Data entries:

----------

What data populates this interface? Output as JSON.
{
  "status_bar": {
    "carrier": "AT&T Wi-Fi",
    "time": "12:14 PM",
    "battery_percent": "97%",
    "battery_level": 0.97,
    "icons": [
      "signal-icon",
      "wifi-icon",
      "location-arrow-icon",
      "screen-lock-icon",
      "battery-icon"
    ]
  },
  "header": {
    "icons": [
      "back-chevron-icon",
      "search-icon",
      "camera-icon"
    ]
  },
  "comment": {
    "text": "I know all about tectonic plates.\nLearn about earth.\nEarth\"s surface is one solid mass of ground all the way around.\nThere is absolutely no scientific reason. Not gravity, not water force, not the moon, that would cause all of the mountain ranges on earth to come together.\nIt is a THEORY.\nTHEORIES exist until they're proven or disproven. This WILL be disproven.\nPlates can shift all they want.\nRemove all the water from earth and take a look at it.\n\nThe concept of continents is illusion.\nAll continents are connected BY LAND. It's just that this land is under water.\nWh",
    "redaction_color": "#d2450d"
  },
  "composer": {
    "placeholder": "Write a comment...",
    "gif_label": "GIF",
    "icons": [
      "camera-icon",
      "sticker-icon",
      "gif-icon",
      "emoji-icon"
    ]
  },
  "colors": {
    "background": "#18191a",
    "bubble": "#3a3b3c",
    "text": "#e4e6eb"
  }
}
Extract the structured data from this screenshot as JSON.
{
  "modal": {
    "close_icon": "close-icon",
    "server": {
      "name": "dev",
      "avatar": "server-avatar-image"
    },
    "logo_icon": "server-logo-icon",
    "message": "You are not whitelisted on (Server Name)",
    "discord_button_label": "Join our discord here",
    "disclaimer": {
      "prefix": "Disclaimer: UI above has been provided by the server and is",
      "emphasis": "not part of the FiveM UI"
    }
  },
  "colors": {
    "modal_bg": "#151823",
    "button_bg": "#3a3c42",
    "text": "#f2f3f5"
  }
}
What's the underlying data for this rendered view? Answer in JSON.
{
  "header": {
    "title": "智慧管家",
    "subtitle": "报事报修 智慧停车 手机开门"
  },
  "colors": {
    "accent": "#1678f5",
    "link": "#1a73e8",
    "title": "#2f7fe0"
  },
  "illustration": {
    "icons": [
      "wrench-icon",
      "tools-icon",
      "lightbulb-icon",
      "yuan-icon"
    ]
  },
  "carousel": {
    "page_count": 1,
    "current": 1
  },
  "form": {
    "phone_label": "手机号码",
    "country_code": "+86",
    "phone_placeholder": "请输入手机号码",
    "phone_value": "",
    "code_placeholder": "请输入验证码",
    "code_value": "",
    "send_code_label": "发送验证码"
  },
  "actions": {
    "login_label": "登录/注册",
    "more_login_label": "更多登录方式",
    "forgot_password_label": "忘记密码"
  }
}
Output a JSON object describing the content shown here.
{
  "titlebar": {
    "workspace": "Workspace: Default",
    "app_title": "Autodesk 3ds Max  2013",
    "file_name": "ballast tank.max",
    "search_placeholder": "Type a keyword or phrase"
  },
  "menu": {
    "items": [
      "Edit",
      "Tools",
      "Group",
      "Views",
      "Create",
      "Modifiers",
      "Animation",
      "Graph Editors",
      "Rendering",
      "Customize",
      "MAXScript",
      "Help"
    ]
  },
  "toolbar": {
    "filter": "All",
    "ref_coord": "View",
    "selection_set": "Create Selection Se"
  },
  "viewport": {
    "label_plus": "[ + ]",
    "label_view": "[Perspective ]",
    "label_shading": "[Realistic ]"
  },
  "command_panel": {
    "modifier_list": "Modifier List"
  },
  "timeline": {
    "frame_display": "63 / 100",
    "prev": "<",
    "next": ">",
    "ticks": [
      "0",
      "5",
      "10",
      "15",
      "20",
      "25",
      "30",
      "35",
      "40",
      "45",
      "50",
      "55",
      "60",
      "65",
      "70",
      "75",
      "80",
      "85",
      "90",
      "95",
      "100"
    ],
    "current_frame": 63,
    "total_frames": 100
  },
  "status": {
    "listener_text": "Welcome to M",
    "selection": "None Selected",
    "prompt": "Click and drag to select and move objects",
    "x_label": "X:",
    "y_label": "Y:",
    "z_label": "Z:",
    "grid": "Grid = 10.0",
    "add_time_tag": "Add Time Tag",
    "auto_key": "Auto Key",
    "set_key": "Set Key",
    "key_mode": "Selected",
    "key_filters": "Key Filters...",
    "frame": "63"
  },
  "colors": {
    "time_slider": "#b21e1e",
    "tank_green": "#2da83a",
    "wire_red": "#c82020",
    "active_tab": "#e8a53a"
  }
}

----------

◆ **Aim**:
Copy out each line exactly.

◆ **Exercise response**:
What data populates this interface? Output as JSON.
{
  "status_bar": {
    "carrier": "AT&T Wi-Fi",
    "time": "12:14 PM",
    "battery_percent": "97%",
    "battery_level": 0.97,
    "icons": [
      "signal-icon",
      "wifi-icon",
      "location-arrow-icon",
      "screen-lock-icon",
      "battery-icon"
    ]
  },
  "header": {
    "icons": [
      "back-chevron-icon",
      "search-icon",
      "camera-icon"
    ]
  },
  "comment": {
    "text": "I know all about tectonic plates.\nLearn about earth.\nEarth\"s surface is one solid mass of ground all the way around.\nThere is absolutely no scientific reason. Not gravity, not water force, not the moon, that would cause all of the mountain ranges on earth to come together.\nIt is a THEORY.\nTHEORIES exist until they're proven or disproven. This WILL be disproven.\nPlates can shift all they want.\nRemove all the water from earth and take a look at it.\n\nThe concept of continents is illusion.\nAll continents are connected BY LAND. It's just that this land is under water.\nWh",
    "redaction_color": "#d2450d"
  },
  "composer": {
    "placeholder": "Write a comment...",
    "gif_label": "GIF",
    "icons": [
      "camera-icon",
      "sticker-icon",
      "gif-icon",
      "emoji-icon"
    ]
  },
  "colors": {
    "background": "#18191a",
    "bubble": "#3a3b3c",
    "text": "#e4e6eb"
  }
}
Extract the structured data from this screenshot as JSON.
{
  "modal": {
    "close_icon": "close-icon",
    "server": {
      "name": "dev",
      "avatar": "server-avatar-image"
    },
    "logo_icon": "server-logo-icon",
    "message": "You are not whitelisted on (Server Name)",
    "discord_button_label": "Join our discord here",
    "disclaimer": {
      "prefix": "Disclaimer: UI above has been provided by the server and is",
      "emphasis": "not part of the FiveM UI"
    }
  },
  "colors": {
    "modal_bg": "#151823",
    "button_bg": "#3a3c42",
    "text": "#f2f3f5"
  }
}
What's the underlying data for this rendered view? Answer in JSON.
{
  "header": {
    "title": "智慧管家",
    "subtitle": "报事报修 智慧停车 手机开门"
  },
  "colors": {
    "accent": "#1678f5",
    "link": "#1a73e8",
    "title": "#2f7fe0"
  },
  "illustration": {
    "icons": [
      "wrench-icon",
      "tools-icon",
      "lightbulb-icon",
      "yuan-icon"
    ]
  },
  "carousel": {
    "page_count": 1,
    "current": 1
  },
  "form": {
    "phone_label": "手机号码",
    "country_code": "+86",
    "phone_placeholder": "请输入手机号码",
    "phone_value": "",
    "code_placeholder": "请输入验证码",
    "code_value": "",
    "send_code_label": "发送验证码"
  },
  "actions": {
    "login_label": "登录/注册",
    "more_login_label": "更多登录方式",
    "forgot_password_label": "忘记密码"
  }
}
Output a JSON object describing the content shown here.
{
  "titlebar": {
    "workspace": "Workspace: Default",
    "app_title": "Autodesk 3ds Max  2013",
    "file_name": "ballast tank.max",
    "search_placeholder": "Type a keyword or phrase"
  },
  "menu": {
    "items": [
      "Edit",
      "Tools",
      "Group",
      "Views",
      "Create",
      "Modifiers",
      "Animation",
      "Graph Editors",
      "Rendering",
      "Customize",
      "MAXScript",
      "Help"
    ]
  },
  "toolbar": {
    "filter": "All",
    "ref_coord": "View",
    "selection_set": "Create Selection Se"
  },
  "viewport": {
    "label_plus": "[ + ]",
    "label_view": "[Perspective ]",
    "label_shading": "[Realistic ]"
  },
  "command_panel": {
    "modifier_list": "Modifier List"
  },
  "timeline": {
    "frame_display": "63 / 100",
    "prev": "<",
    "next": ">",
    "ticks": [
      "0",
      "5",
      "10",
      "15",
      "20",
      "25",
      "30",
      "35",
      "40",
      "45",
      "50",
      "55",
      "60",
      "65",
      "70",
      "75",
      "80",
      "85",
      "90",
      "95",
      "100"
    ],
    "current_frame": 63,
    "total_frames": 100
  },
  "status": {
    "listener_text": "Welcome to M",
    "selection": "None Selected",
    "prompt": "Click and drag to select and move objects",
    "x_label": "X:",
    "y_label": "Y:",
    "z_label": "Z:",
    "grid": "Grid = 10.0",
    "add_time_tag": "Add Time Tag",
    "auto_key": "Auto Key",
    "set_key": "Set Key",
    "key_mode": "Selected",
    "key_filters": "Key Filters...",
    "frame": "63"
  },
  "colors": {
    "time_slider": "#b21e1e",
    "tank_green": "#2da83a",
    "wire_red": "#c82020",
    "active_tab": "#e8a53a"
  }
}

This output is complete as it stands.